- _What is asked_:
Give the number of lines in the data that hold the word "screenshot", and nothing else.

- _Stored data_:
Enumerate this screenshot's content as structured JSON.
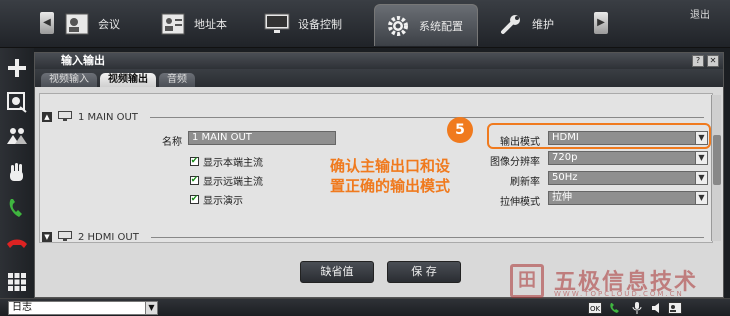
{
  "topnav": {
    "tabs": [
      {
        "label": "会议",
        "icon": "contacts-card-icon"
      },
      {
        "label": "地址本",
        "icon": "address-book-icon"
      },
      {
        "label": "设备控制",
        "icon": "monitor-icon"
      },
      {
        "label": "系统配置",
        "icon": "gear-icon",
        "active": true
      },
      {
        "label": "维护",
        "icon": "wrench-icon"
      }
    ],
    "logout": "退出"
  },
  "window": {
    "title": "输入输出",
    "subtabs": [
      "视频输入",
      "视频输出",
      "音频"
    ],
    "active_subtab": "视频输出",
    "section1": "1 MAIN OUT",
    "section2": "2 HDMI OUT",
    "name_label": "名称",
    "name_value": "1 MAIN OUT",
    "checkboxes": [
      {
        "label": "显示本端主流",
        "checked": true
      },
      {
        "label": "显示远端主流",
        "checked": true
      },
      {
        "label": "显示演示",
        "checked": true
      }
    ],
    "fields": [
      {
        "label": "输出模式",
        "value": "HDMI"
      },
      {
        "label": "图像分辨率",
        "value": "720p"
      },
      {
        "label": "刷新率",
        "value": "50Hz"
      },
      {
        "label": "拉伸模式",
        "value": "拉伸"
      }
    ],
    "default_button": "缺省值",
    "save_button": "保  存"
  },
  "callout": {
    "number": "5",
    "text_line1": "确认主输出口和设",
    "text_line2": "置正确的输出模式",
    "color": "#f07a1e"
  },
  "bottombar": {
    "log_label": "日志"
  },
  "watermark": {
    "text": "五极信息技术",
    "url": "WWW.TOPCLOUD.COM.CN"
  }
}
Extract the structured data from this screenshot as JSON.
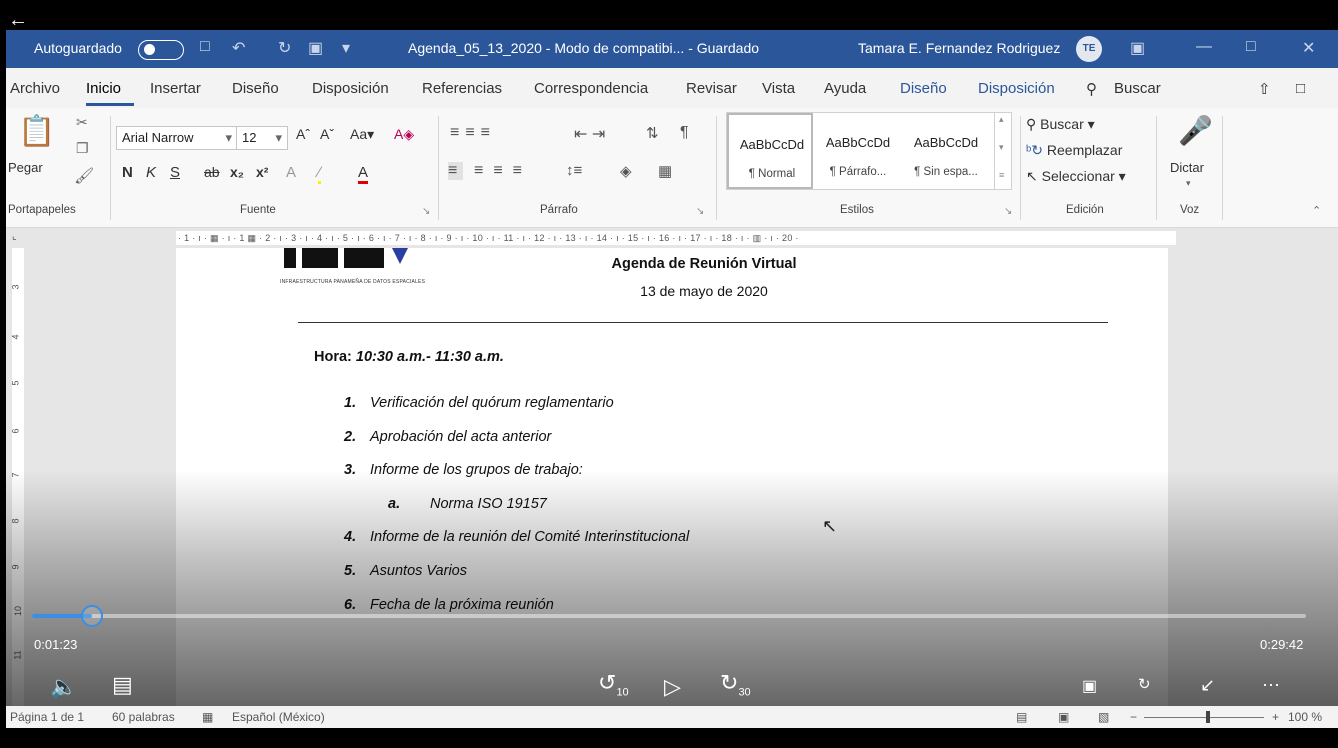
{
  "window": {
    "autosave_label": "Autoguardado",
    "doc_title": "Agenda_05_13_2020  -  Modo de compatibi...  - Guardado",
    "user_name": "Tamara E. Fernandez Rodriguez",
    "avatar_initials": "TE"
  },
  "tabs": [
    "Archivo",
    "Inicio",
    "Insertar",
    "Diseño",
    "Disposición",
    "Referencias",
    "Correspondencia",
    "Revisar",
    "Vista",
    "Ayuda",
    "Diseño",
    "Disposición"
  ],
  "search_label": "Buscar",
  "ribbon": {
    "paste_label": "Pegar",
    "font_name": "Arial Narrow",
    "font_size": "12",
    "styles": [
      {
        "sample": "AaBbCcDd",
        "name": "¶ Normal"
      },
      {
        "sample": "AaBbCcDd",
        "name": "¶ Párrafo..."
      },
      {
        "sample": "AaBbCcDd",
        "name": "¶ Sin espa..."
      }
    ],
    "edit_find": "Buscar",
    "edit_replace": "Reemplazar",
    "edit_select": "Seleccionar",
    "dictate": "Dictar",
    "groups": {
      "clipboard": "Portapapeles",
      "font": "Fuente",
      "paragraph": "Párrafo",
      "styles": "Estilos",
      "editing": "Edición",
      "voice": "Voz"
    }
  },
  "ruler_marks": "· 1 · ı · ▦ · ı · 1 ▦ · 2 · ı · 3 · ı · 4 · ı · 5 · ı · 6 · ı · 7 · ı · 8 · ı · 9 · ı · 10 · ı · 11 · ı · 12 · ı · 13 · ı · 14 · ı · 15 · ı · 16 · ı · 17 · ı · 18 · ı · ▥ · ı · 20 ·",
  "document": {
    "logo_caption": "INFRAESTRUCTURA PANAMEÑA DE DATOS ESPACIALES",
    "title": "Agenda de Reunión Virtual",
    "date": "13 de mayo de 2020",
    "hora_label": "Hora:",
    "hora_value": "10:30 a.m.- 11:30 a.m.",
    "items": [
      {
        "num": "1.",
        "text": "Verificación del quórum reglamentario"
      },
      {
        "num": "2.",
        "text": "Aprobación del acta anterior"
      },
      {
        "num": "3.",
        "text": "Informe de los grupos de trabajo:"
      },
      {
        "num": "a.",
        "text": "Norma ISO 19157"
      },
      {
        "num": "4.",
        "text": "Informe de la reunión del Comité Interinstitucional"
      },
      {
        "num": "5.",
        "text": "Asuntos Varios"
      },
      {
        "num": "6.",
        "text": "Fecha de la próxima reunión"
      }
    ]
  },
  "player": {
    "current_time": "0:01:23",
    "total_time": "0:29:42",
    "progress_fraction": 0.047,
    "skip_back": "10",
    "skip_forward": "30",
    "accent": "#3a8ee6"
  },
  "status": {
    "page": "Página 1 de 1",
    "words": "60 palabras",
    "language": "Español (México)",
    "zoom": "100 %"
  }
}
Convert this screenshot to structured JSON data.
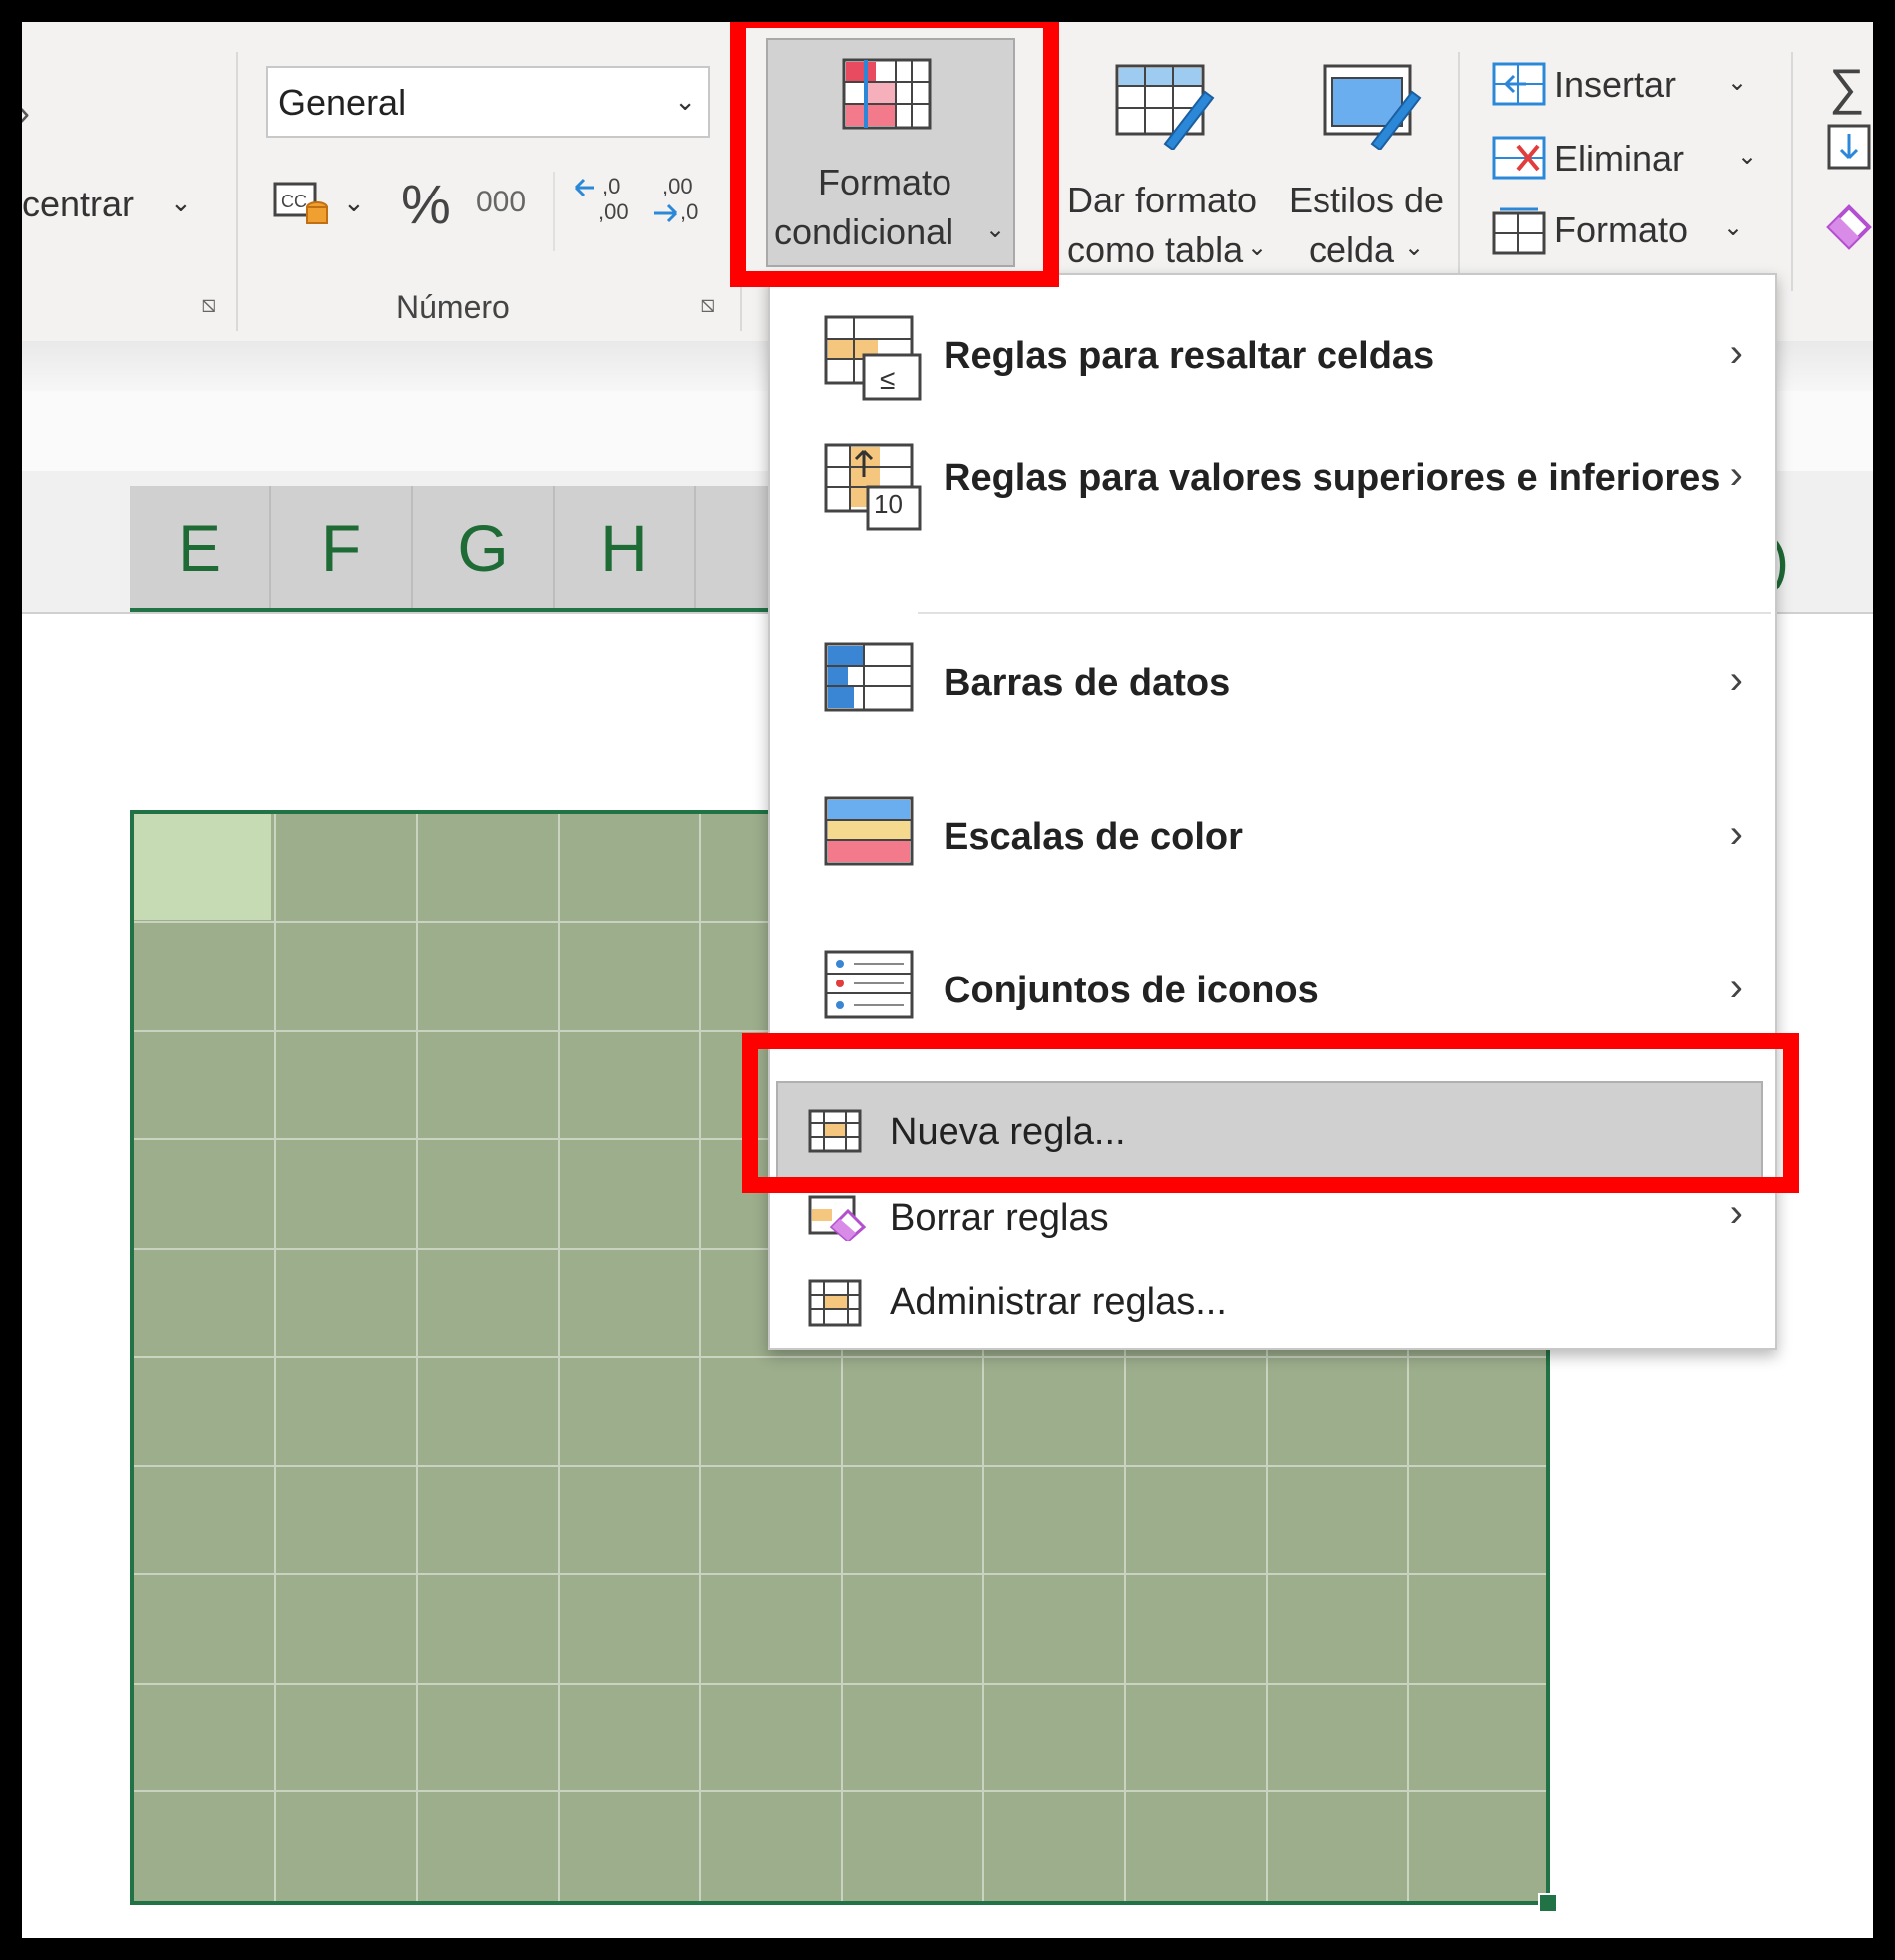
{
  "ribbon": {
    "partial_label": "centrar",
    "number_format": {
      "value": "General"
    },
    "percent_symbol": "%",
    "thousands_symbol": "000",
    "increase_decimal": "←0 ,00",
    "decrease_decimal": ",00 →,0",
    "group_number_label": "Número",
    "conditional_format": {
      "line1": "Formato",
      "line2": "condicional"
    },
    "format_table": {
      "line1": "Dar formato",
      "line2": "como tabla"
    },
    "cell_styles": {
      "line1": "Estilos de",
      "line2": "celda"
    },
    "cells_group": {
      "insert": "Insertar",
      "delete": "Eliminar",
      "format": "Formato"
    },
    "sum_symbol": "∑"
  },
  "sheet": {
    "columns": [
      "E",
      "F",
      "G",
      "H"
    ],
    "selection_fill": "#9cae8c",
    "active_cell_fill": "#c6dbb4"
  },
  "menu": {
    "highlight_cells_rules": "Reglas para resaltar celdas",
    "top_bottom_rules": "Reglas para valores superiores e inferiores",
    "top_bottom_icon_value": "10",
    "data_bars": "Barras de datos",
    "color_scales": "Escalas de color",
    "icon_sets": "Conjuntos de iconos",
    "new_rule": "Nueva regla...",
    "clear_rules": "Borrar reglas",
    "manage_rules": "Administrar reglas..."
  },
  "annotation_color": "#ff0000"
}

- _Written response_:
3